— Problem —
Render the following material again verbatim, leaving nothing out.

— Provided material —
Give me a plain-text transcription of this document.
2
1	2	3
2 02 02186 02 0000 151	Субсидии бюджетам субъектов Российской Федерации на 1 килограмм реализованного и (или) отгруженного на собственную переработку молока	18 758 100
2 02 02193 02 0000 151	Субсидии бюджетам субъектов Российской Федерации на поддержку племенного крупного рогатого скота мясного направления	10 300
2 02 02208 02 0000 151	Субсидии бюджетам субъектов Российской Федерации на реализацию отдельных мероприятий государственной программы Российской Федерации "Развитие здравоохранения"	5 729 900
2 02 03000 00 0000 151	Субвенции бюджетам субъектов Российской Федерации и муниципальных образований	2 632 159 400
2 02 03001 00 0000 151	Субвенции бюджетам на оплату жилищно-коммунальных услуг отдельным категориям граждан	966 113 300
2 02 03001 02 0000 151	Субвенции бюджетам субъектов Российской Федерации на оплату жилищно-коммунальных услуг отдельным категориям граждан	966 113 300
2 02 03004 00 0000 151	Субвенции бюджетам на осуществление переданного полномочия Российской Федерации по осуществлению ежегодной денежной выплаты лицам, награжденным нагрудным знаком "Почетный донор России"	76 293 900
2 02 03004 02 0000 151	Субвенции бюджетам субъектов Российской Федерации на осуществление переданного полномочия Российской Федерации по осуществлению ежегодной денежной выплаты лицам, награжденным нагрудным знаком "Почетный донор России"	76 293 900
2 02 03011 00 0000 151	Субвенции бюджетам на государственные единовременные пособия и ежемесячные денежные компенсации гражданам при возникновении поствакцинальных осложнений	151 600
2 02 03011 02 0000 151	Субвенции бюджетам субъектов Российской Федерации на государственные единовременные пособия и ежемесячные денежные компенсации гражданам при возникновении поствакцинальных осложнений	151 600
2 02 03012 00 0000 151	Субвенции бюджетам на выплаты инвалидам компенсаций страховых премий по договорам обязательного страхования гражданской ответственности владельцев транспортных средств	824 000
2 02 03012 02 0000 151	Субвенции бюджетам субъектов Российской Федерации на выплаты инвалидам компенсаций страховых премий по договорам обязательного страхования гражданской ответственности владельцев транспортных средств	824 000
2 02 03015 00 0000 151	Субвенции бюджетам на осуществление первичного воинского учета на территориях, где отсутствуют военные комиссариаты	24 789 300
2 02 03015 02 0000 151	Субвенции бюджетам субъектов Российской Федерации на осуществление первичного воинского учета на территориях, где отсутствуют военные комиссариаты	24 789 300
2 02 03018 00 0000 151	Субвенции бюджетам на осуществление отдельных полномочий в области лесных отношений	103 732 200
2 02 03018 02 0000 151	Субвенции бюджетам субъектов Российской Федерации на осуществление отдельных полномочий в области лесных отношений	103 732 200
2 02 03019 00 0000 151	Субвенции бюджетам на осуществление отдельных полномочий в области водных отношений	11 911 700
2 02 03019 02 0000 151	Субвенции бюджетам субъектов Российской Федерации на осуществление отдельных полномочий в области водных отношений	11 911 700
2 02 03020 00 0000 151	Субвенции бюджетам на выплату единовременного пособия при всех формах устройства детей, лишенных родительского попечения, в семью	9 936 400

— Complete answer —
Give me a plain-text transcription of this document.
2
1	2	3
2 02 02186 02 0000 151	Субсидии бюджетам субъектов Российской Федерации на 1 килограмм реализованного и (или) отгруженного на собственную переработку молока	18 758 100
2 02 02193 02 0000 151	Субсидии бюджетам субъектов Российской Федерации на поддержку племенного крупного рогатого скота мясного направления	10 300
2 02 02208 02 0000 151	Субсидии бюджетам субъектов Российской Федерации на реализацию отдельных мероприятий государственной программы Российской Федерации "Развитие здравоохранения"	5 729 900
2 02 03000 00 0000 151	Субвенции бюджетам субъектов Российской Федерации и муниципальных образований	2 632 159 400
2 02 03001 00 0000 151	Субвенции бюджетам на оплату жилищно-коммунальных услуг отдельным категориям граждан	966 113 300
2 02 03001 02 0000 151	Субвенции бюджетам субъектов Российской Федерации на оплату жилищно-коммунальных услуг отдельным категориям граждан	966 113 300
2 02 03004 00 0000 151	Субвенции бюджетам на осуществление переданного полномочия Российской Федерации по осуществлению ежегодной денежной выплаты лицам, награжденным нагрудным знаком "Почетный донор России"	76 293 900
2 02 03004 02 0000 151	Субвенции бюджетам субъектов Российской Федерации на осуществление переданного полномочия Российской Федерации по осуществлению ежегодной денежной выплаты лицам, награжденным нагрудным знаком "Почетный донор России"	76 293 900
2 02 03011 00 0000 151	Субвенции бюджетам на государственные единовременные пособия и ежемесячные денежные компенсации гражданам при возникновении поствакцинальных осложнений	151 600
2 02 03011 02 0000 151	Субвенции бюджетам субъектов Российской Федерации на государственные единовременные пособия и ежемесячные денежные компенсации гражданам при возникновении поствакцинальных осложнений	151 600
2 02 03012 00 0000 151	Субвенции бюджетам на выплаты инвалидам компенсаций страховых премий по договорам обязательного страхования гражданской ответственности владельцев транспортных средств	824 000
2 02 03012 02 0000 151	Субвенции бюджетам субъектов Российской Федерации на выплаты инвалидам компенсаций страховых премий по договорам обязательного страхования гражданской ответственности владельцев транспортных средств	824 000
2 02 03015 00 0000 151	Субвенции бюджетам на осуществление первичного воинского учета на территориях, где отсутствуют военные комиссариаты	24 789 300
2 02 03015 02 0000 151	Субвенции бюджетам субъектов Российской Федерации на осуществление первичного воинского учета на территориях, где отсутствуют военные комиссариаты	24 789 300
2 02 03018 00 0000 151	Субвенции бюджетам на осуществление отдельных полномочий в области лесных отношений	103 732 200
2 02 03018 02 0000 151	Субвенции бюджетам субъектов Российской Федерации на осуществление отдельных полномочий в области лесных отношений	103 732 200
2 02 03019 00 0000 151	Субвенции бюджетам на осуществление отдельных полномочий в области водных отношений	11 911 700
2 02 03019 02 0000 151	Субвенции бюджетам субъектов Российской Федерации на осуществление отдельных полномочий в области водных отношений	11 911 700
2 02 03020 00 0000 151	Субвенции бюджетам на выплату единовременного пособия при всех формах устройства детей, лишенных родительского попечения, в семью	9 936 400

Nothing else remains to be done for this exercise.